# Your task
In the records that follow, show each line where the word "качества" is present.

# Supplied information
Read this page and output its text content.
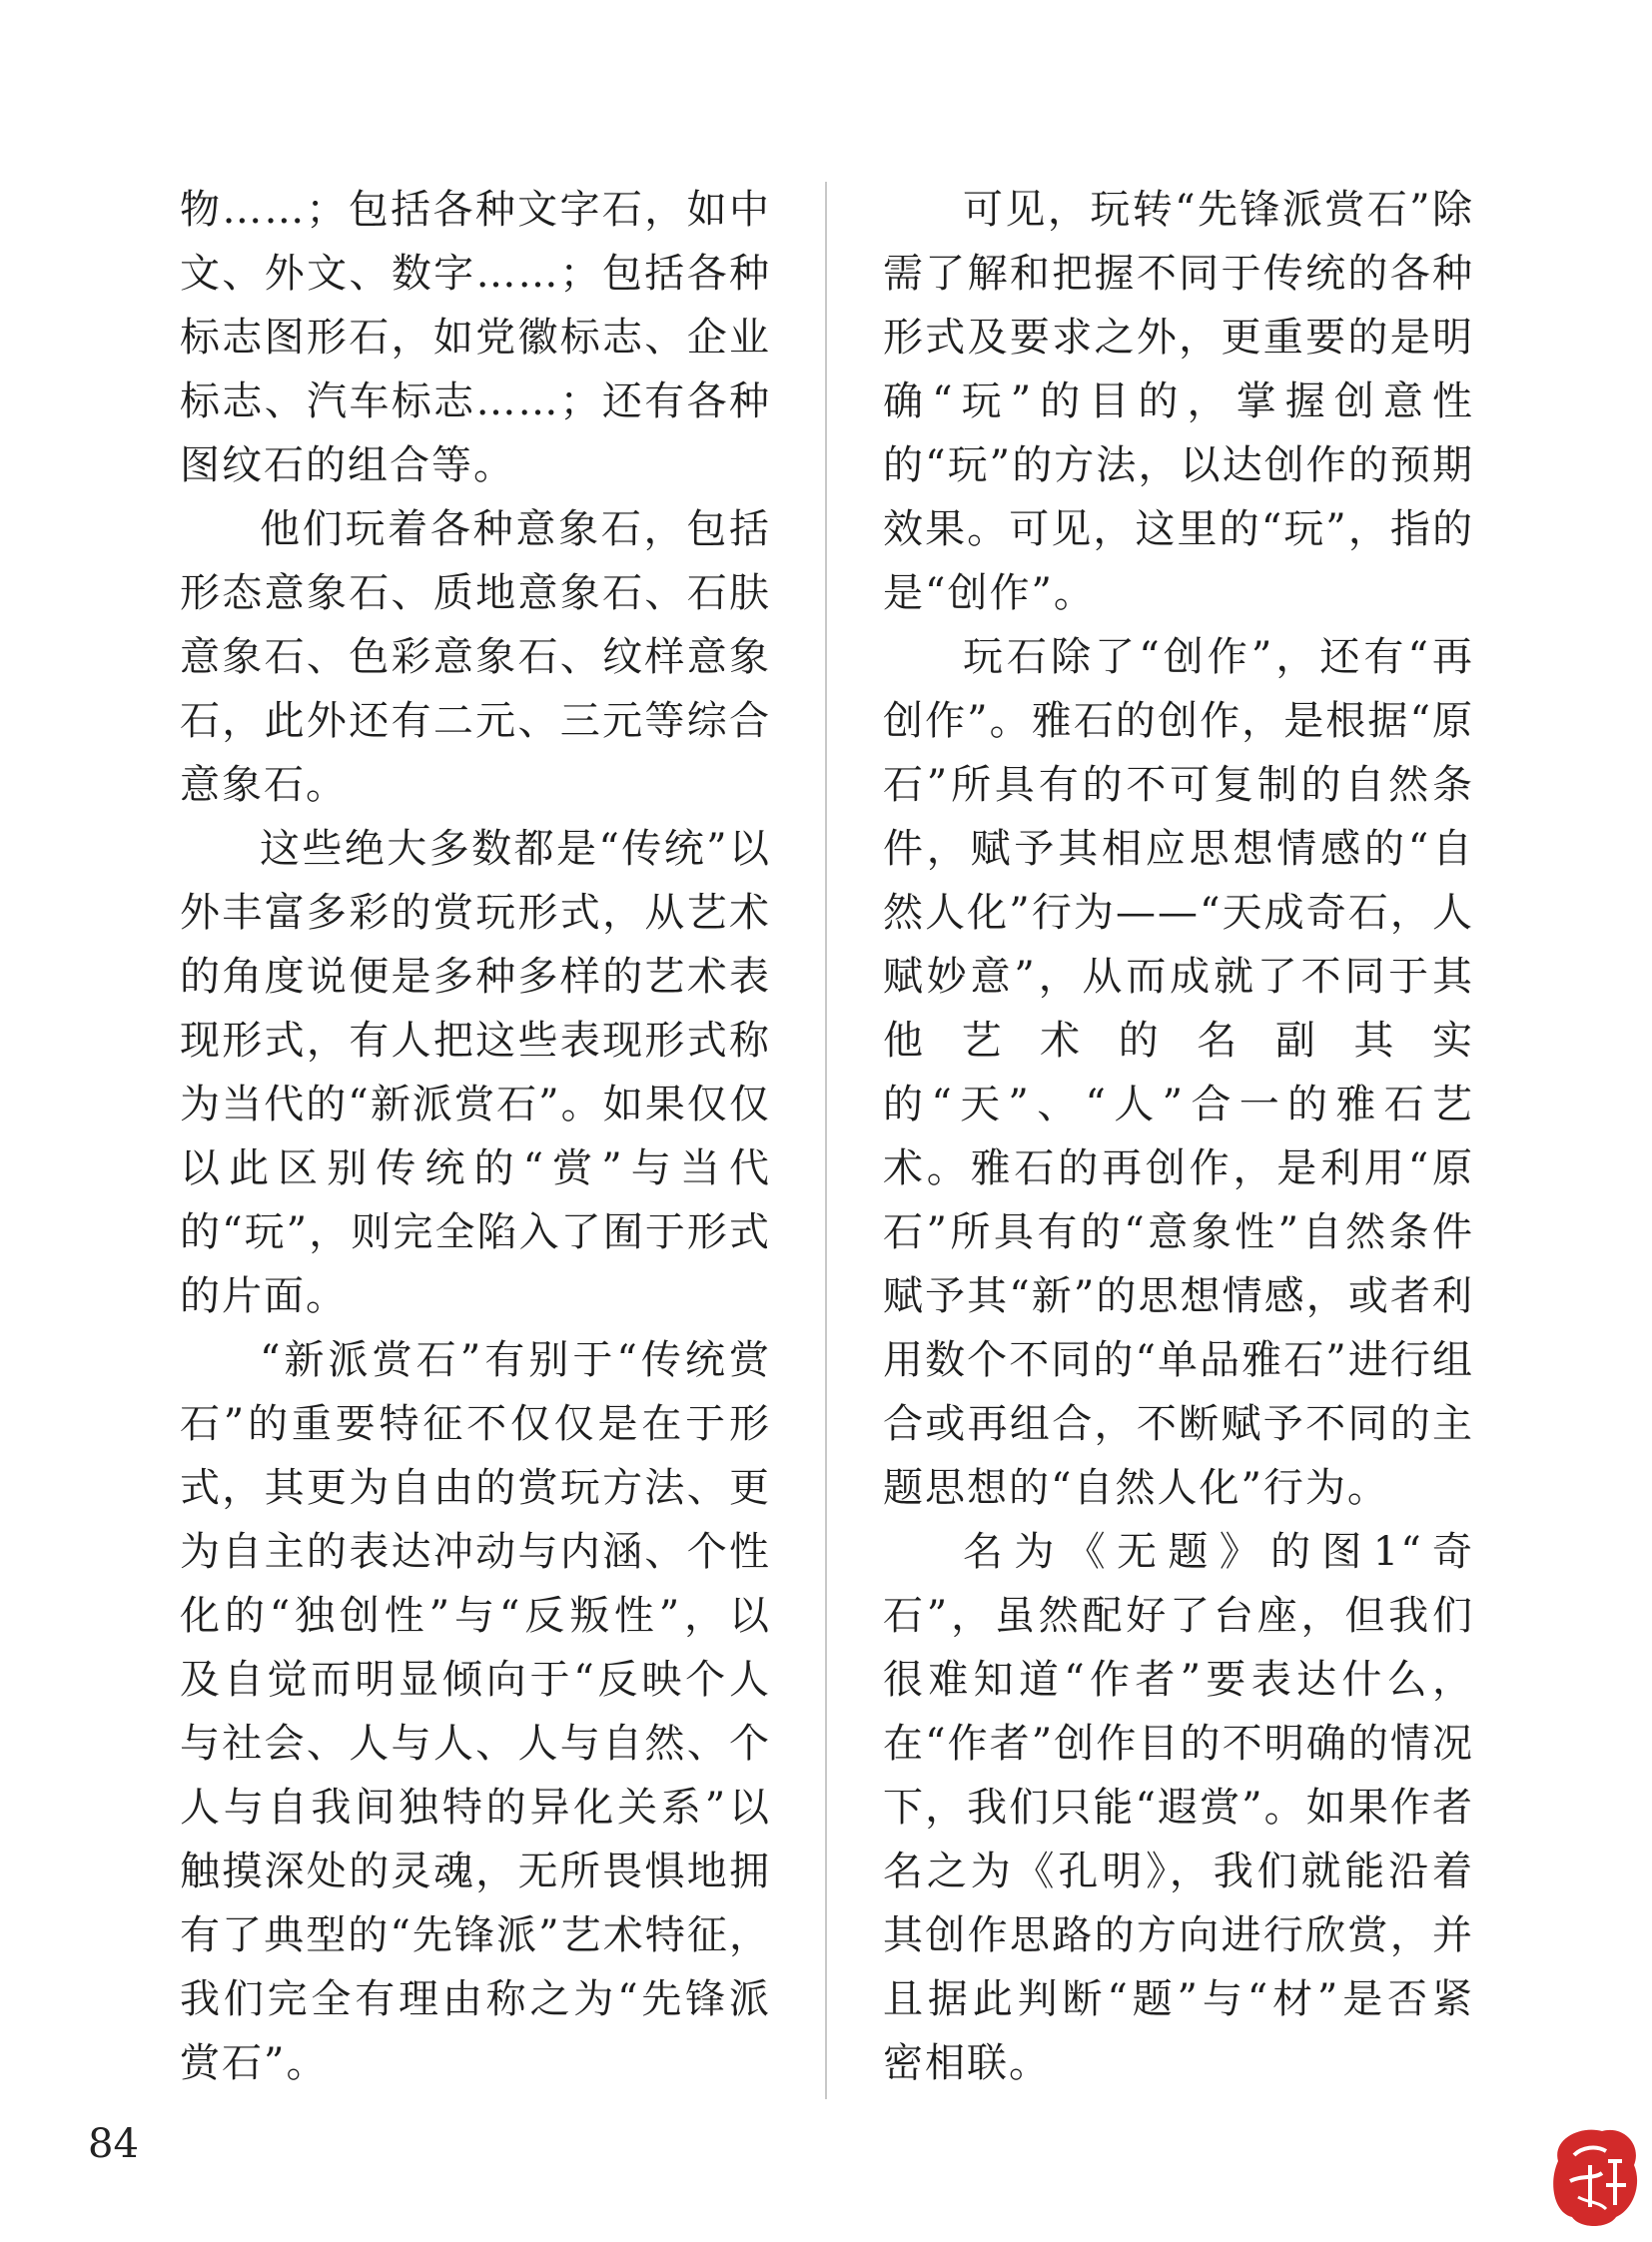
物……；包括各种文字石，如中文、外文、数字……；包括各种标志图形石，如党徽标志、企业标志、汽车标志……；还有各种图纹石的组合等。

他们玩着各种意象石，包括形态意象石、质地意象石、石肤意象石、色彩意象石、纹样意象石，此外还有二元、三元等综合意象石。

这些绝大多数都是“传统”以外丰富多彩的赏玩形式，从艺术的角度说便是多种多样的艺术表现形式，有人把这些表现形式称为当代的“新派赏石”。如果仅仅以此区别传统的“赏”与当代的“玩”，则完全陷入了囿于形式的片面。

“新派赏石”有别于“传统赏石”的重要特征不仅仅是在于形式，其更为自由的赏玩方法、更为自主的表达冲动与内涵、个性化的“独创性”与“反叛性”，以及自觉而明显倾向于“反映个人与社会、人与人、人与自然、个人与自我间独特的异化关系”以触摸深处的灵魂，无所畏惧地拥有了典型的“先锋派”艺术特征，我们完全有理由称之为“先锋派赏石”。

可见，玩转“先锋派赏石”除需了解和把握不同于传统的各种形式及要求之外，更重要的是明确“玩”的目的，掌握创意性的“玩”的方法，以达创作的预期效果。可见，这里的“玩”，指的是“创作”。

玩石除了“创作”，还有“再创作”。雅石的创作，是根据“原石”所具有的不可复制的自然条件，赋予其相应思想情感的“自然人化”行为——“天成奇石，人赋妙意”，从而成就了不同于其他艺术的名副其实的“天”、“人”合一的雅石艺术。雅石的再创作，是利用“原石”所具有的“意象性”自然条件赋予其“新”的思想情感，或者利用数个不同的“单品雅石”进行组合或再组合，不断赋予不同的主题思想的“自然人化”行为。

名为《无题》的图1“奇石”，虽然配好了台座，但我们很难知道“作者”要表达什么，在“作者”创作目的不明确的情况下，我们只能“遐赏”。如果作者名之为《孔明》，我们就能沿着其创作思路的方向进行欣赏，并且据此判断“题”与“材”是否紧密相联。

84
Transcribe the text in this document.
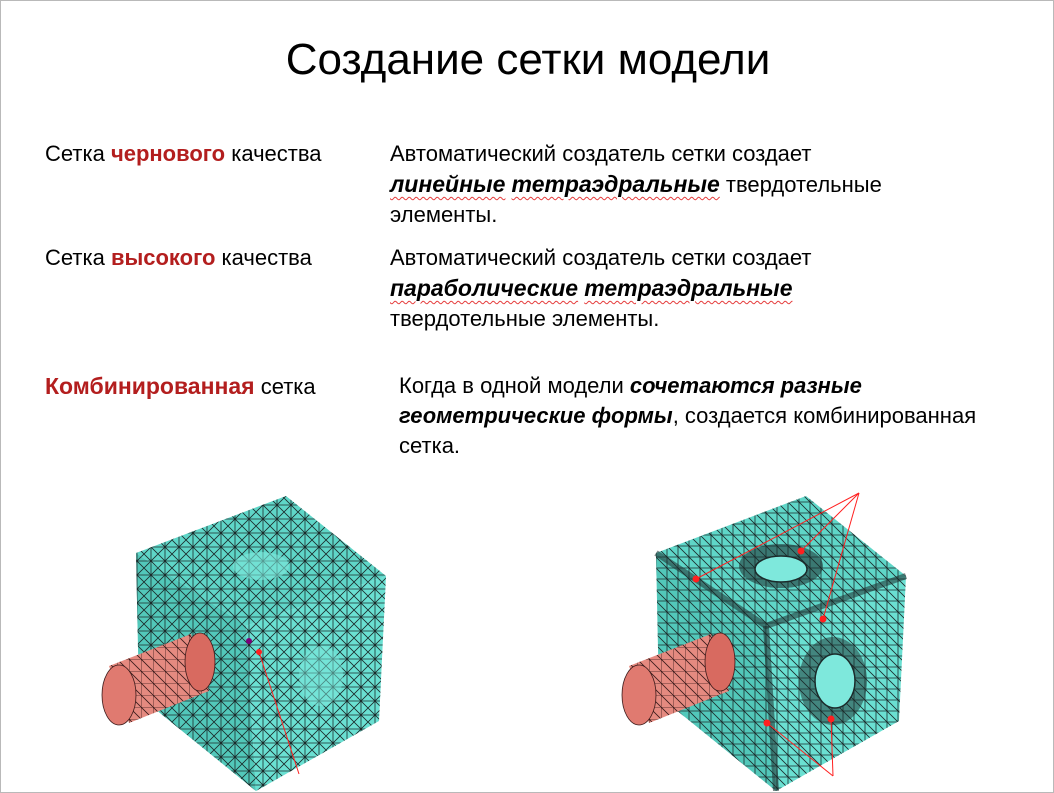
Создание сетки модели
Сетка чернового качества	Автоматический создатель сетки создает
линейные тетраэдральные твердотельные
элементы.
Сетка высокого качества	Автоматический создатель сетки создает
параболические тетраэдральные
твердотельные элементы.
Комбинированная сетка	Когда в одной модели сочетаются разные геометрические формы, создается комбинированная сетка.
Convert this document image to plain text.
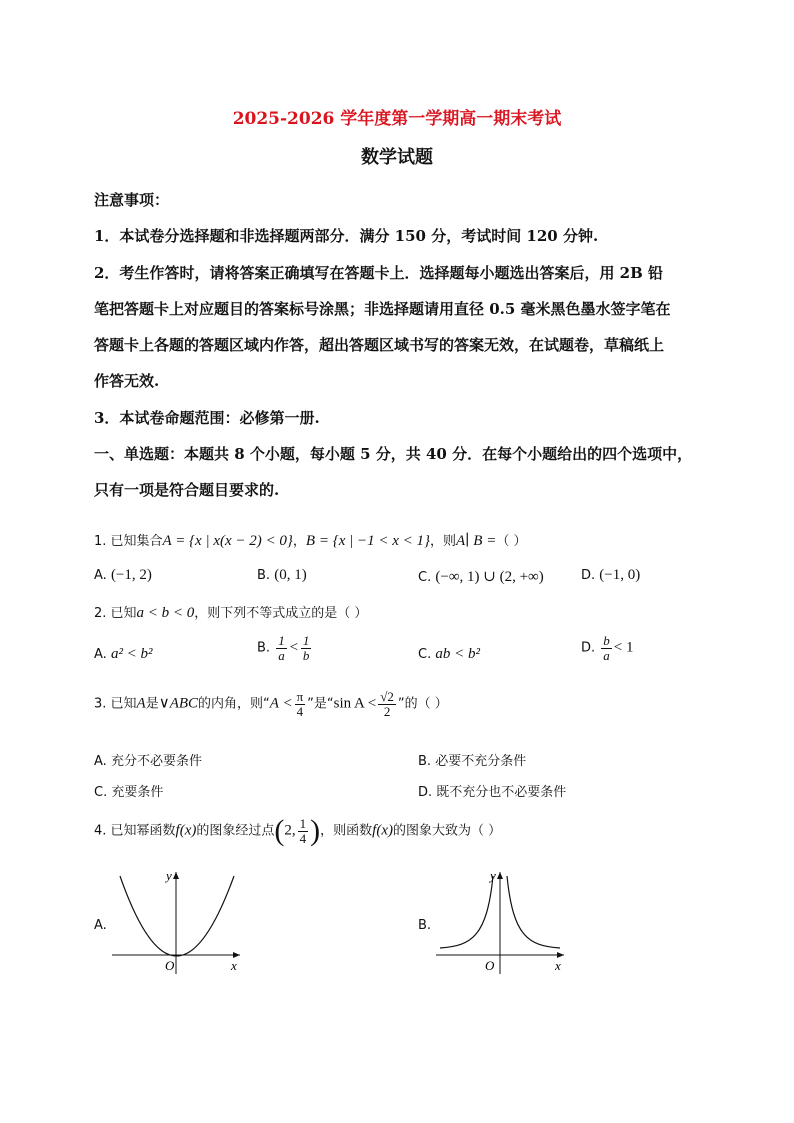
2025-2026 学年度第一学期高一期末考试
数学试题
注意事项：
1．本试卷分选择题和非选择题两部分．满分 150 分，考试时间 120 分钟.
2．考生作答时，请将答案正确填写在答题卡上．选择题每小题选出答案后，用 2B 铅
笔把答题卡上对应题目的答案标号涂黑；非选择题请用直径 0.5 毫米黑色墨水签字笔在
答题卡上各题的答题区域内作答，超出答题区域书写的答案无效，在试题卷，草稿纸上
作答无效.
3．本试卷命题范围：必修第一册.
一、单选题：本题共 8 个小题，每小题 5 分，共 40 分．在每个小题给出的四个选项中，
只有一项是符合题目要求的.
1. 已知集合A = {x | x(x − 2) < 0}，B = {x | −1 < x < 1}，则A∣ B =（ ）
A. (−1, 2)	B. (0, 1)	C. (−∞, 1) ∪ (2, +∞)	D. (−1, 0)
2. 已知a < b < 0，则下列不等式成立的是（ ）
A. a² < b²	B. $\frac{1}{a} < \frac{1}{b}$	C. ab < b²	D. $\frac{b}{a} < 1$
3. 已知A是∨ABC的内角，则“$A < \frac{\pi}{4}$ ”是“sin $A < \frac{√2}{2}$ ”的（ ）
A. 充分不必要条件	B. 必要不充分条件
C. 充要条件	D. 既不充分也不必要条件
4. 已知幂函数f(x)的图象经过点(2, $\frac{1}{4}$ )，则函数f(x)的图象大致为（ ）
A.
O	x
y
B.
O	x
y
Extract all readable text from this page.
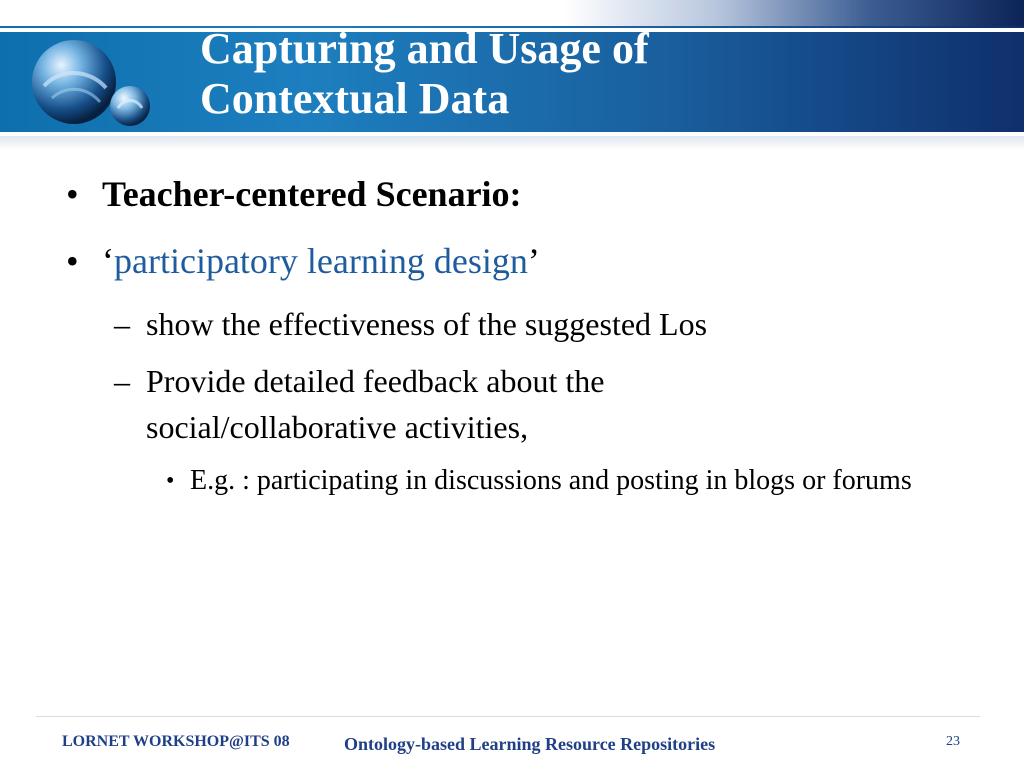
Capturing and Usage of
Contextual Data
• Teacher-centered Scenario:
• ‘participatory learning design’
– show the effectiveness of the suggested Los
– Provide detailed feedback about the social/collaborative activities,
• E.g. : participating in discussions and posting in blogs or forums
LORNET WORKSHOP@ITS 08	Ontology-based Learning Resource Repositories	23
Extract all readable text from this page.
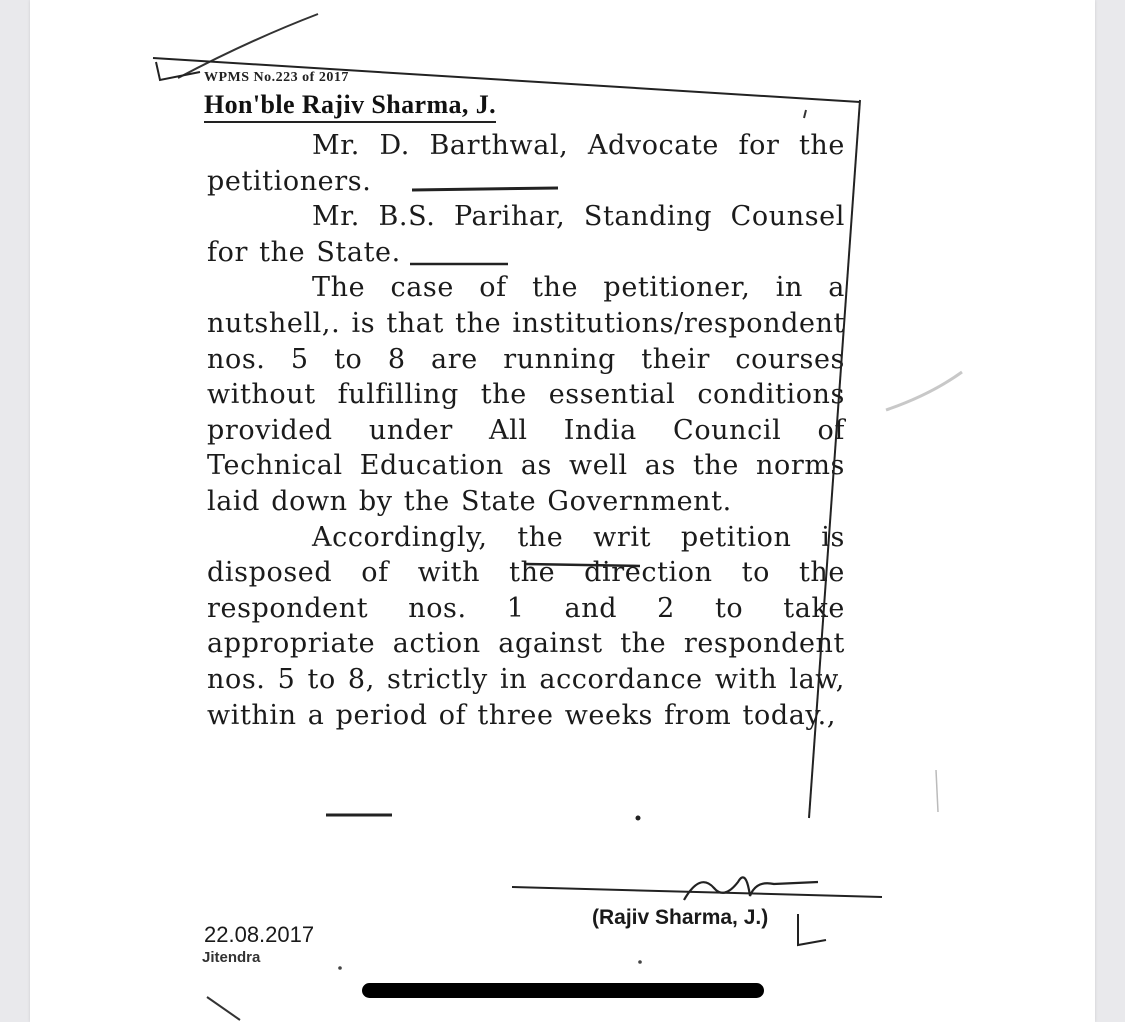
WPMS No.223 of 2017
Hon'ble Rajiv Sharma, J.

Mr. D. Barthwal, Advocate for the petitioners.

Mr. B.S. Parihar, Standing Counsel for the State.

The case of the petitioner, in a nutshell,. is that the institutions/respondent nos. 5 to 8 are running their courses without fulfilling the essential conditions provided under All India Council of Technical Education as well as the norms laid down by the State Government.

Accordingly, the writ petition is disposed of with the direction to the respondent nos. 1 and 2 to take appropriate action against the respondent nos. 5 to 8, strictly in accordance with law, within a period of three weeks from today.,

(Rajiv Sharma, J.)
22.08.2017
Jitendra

# Exercise output
Сетка чернового качества	Автоматический создатель сетки создает
Сетка высокого качества	Автоматический создатель сетки создает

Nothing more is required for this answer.